▼▼▼
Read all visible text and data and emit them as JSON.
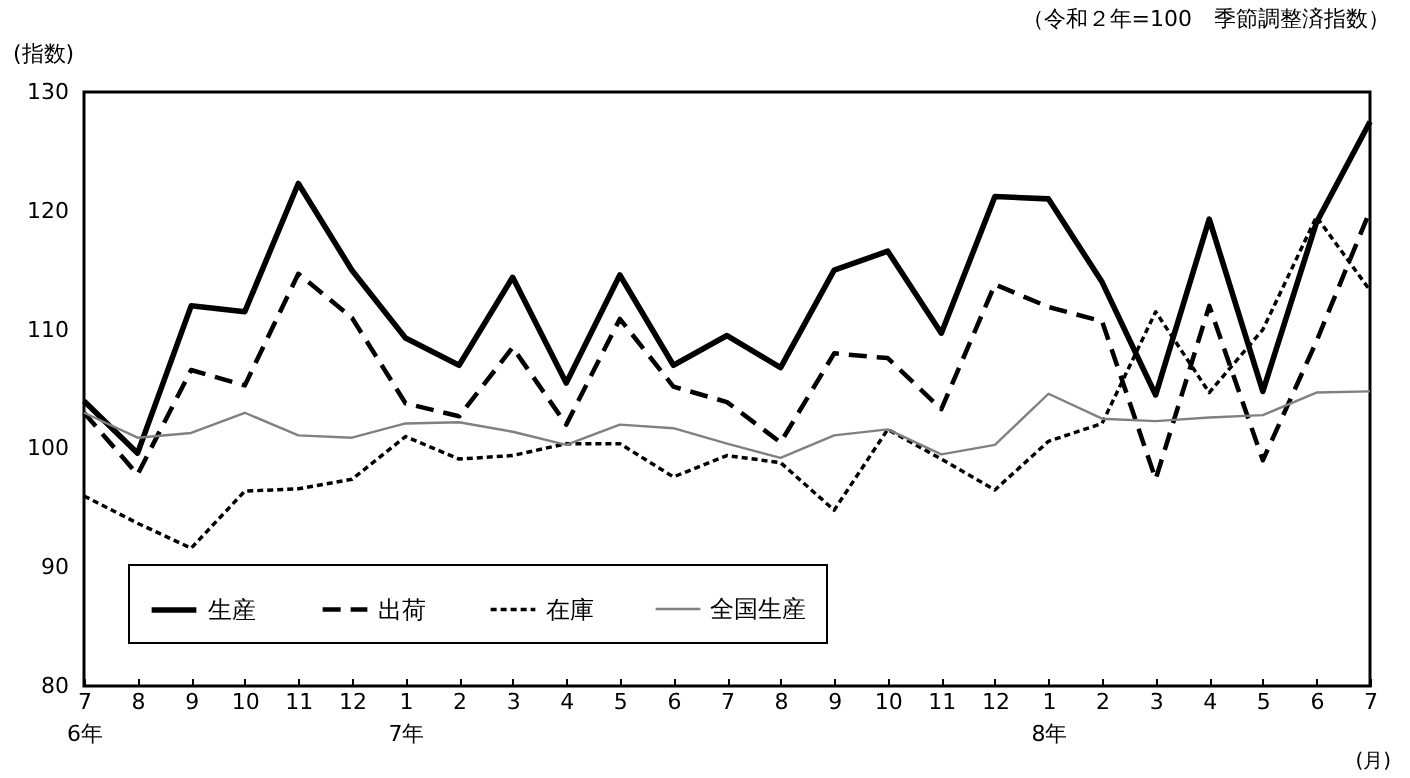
{
  "chart_data": {
    "type": "line",
    "title": "（令和２年=100　季節調整済指数）",
    "ylabel": "(指数)",
    "xlabel": "(月)",
    "categories": [
      "7\n6年",
      "8",
      "9",
      "10",
      "11",
      "12",
      "1\n7年",
      "2",
      "3",
      "4",
      "5",
      "6",
      "7",
      "8",
      "9",
      "10",
      "11",
      "12",
      "1\n8年",
      "2",
      "3",
      "4",
      "5",
      "6",
      "7"
    ],
    "series": [
      {
        "name": "生産",
        "color": "#000000",
        "line_style": "solid",
        "values": [
          104,
          99.6,
          112,
          111.5,
          122.3,
          115,
          109.3,
          107,
          114.4,
          105.5,
          114.6,
          107,
          109.5,
          106.8,
          115,
          116.6,
          109.7,
          121.2,
          121,
          114,
          104.5,
          119.3,
          104.8,
          119,
          127.5
        ]
      },
      {
        "name": "出荷",
        "color": "#000000",
        "line_style": "dashed",
        "values": [
          103,
          97.8,
          106.6,
          105.3,
          114.7,
          111,
          103.8,
          102.7,
          108.5,
          102,
          110.9,
          105.2,
          103.9,
          100.5,
          108,
          107.6,
          103.3,
          113.8,
          111.9,
          110.7,
          97.4,
          112,
          99,
          109,
          120
        ]
      },
      {
        "name": "在庫",
        "color": "#000000",
        "line_style": "dotted",
        "values": [
          96,
          93.7,
          91.6,
          96.4,
          96.6,
          97.4,
          101,
          99.1,
          99.4,
          100.4,
          100.4,
          97.6,
          99.4,
          98.8,
          94.8,
          101.6,
          99.1,
          96.5,
          100.6,
          102.1,
          111.5,
          104.7,
          110,
          119.5,
          113.3
        ]
      },
      {
        "name": "全国生産",
        "color": "#808080",
        "line_style": "solid",
        "values": [
          103,
          100.9,
          101.3,
          103.0,
          101.1,
          100.9,
          102.1,
          102.2,
          101.4,
          100.3,
          102,
          101.7,
          100.4,
          99.2,
          101.1,
          101.6,
          99.5,
          100.3,
          104.6,
          102.5,
          102.3,
          102.6,
          102.8,
          104.7,
          104.8
        ]
      }
    ],
    "ylim": [
      80,
      130
    ],
    "yticks": [
      80,
      90,
      100,
      110,
      120,
      130
    ],
    "grid": false,
    "legend": "bottom left",
    "marker": "none"
  }
}
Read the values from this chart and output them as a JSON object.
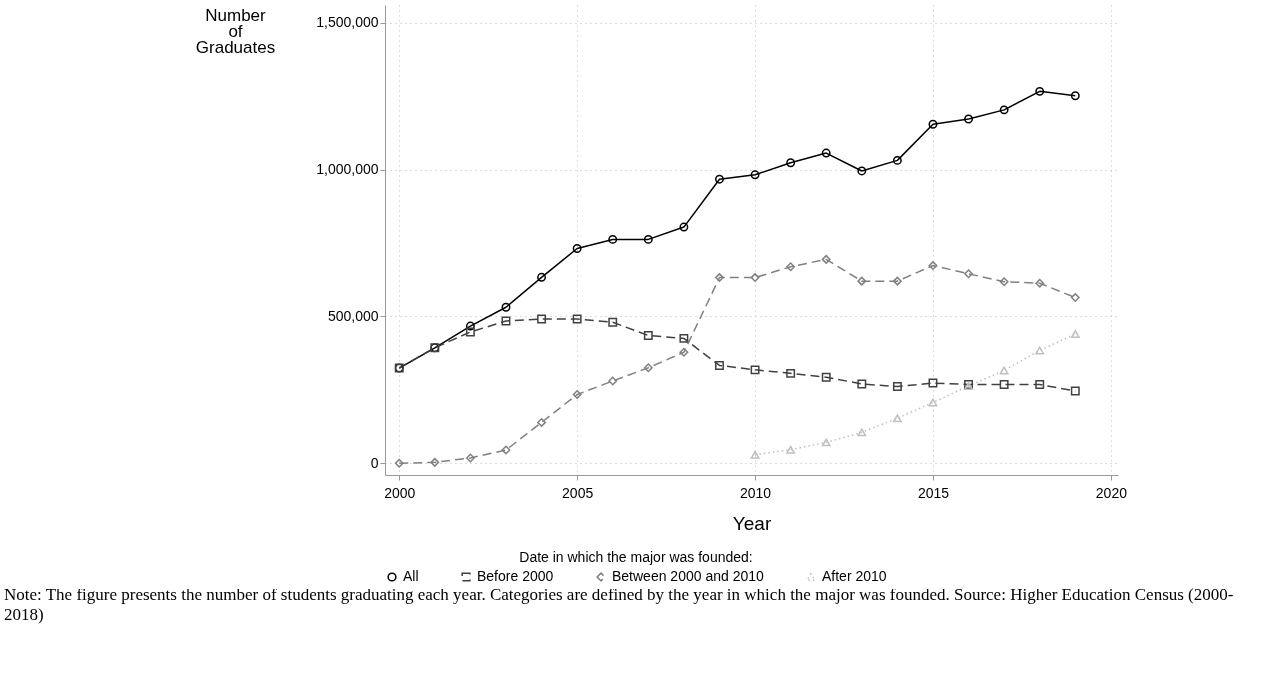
▲▲▲
§ **Work to do**: Which lines in the data above contain "JSON"? Show each one.

§ **Finished exercise**:
Read all visible text and data and emit them as JSON.
Read the values from this chart and output them as a JSON object.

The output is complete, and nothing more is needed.